EXERCISE DESCRIPTION: Write every line out verbatim and omit the pictures.

TASK MATERIAL:
***
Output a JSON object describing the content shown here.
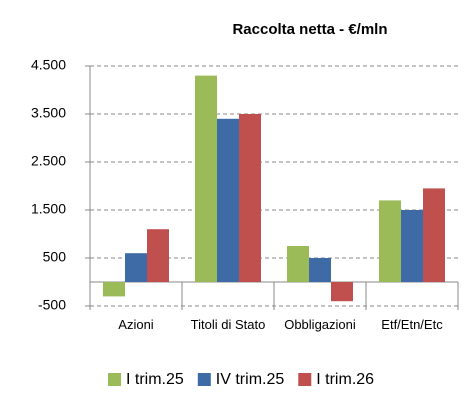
{
  "chart_data": {
    "type": "bar",
    "title": "Raccolta netta - €/mln",
    "categories": [
      "Azioni",
      "Titoli di Stato",
      "Obbligazioni",
      "Etf/Etn/Etc"
    ],
    "series": [
      {
        "name": "I trim.25",
        "color": "#9bbb59",
        "values": [
          -300,
          4300,
          750,
          1700
        ]
      },
      {
        "name": "IV trim.25",
        "color": "#3e6aa6",
        "values": [
          600,
          3400,
          500,
          1500
        ]
      },
      {
        "name": "I trim.26",
        "color": "#c0504d",
        "values": [
          1100,
          3500,
          -400,
          1950
        ]
      }
    ],
    "ylim": [
      -500,
      4500
    ],
    "yticks": [
      -500,
      500,
      {
        "value": 1500,
        "label": "1.500"
      },
      {
        "value": 2500,
        "label": "2.500"
      },
      {
        "value": 3500,
        "label": "3.500"
      },
      {
        "value": 4500,
        "label": "4.500"
      }
    ],
    "grid": true,
    "legend": "bottom"
  }
}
***
ANSWER TO THE EXERCISE:
Output a JSON object describing the content shown here.
{
  "chart_data": {
    "type": "bar",
    "title": "Raccolta netta - €/mln",
    "categories": [
      "Azioni",
      "Titoli di Stato",
      "Obbligazioni",
      "Etf/Etn/Etc"
    ],
    "series": [
      {
        "name": "I trim.25",
        "color": "#9bbb59",
        "values": [
          -300,
          4300,
          750,
          1700
        ]
      },
      {
        "name": "IV trim.25",
        "color": "#3e6aa6",
        "values": [
          600,
          3400,
          500,
          1500
        ]
      },
      {
        "name": "I trim.26",
        "color": "#c0504d",
        "values": [
          1100,
          3500,
          -400,
          1950
        ]
      }
    ],
    "ylim": [
      -500,
      4500
    ],
    "yticks": [
      -500,
      500,
      {
        "value": 1500,
        "label": "1.500"
      },
      {
        "value": 2500,
        "label": "2.500"
      },
      {
        "value": 3500,
        "label": "3.500"
      },
      {
        "value": 4500,
        "label": "4.500"
      }
    ],
    "grid": true,
    "legend": "bottom"
  }
}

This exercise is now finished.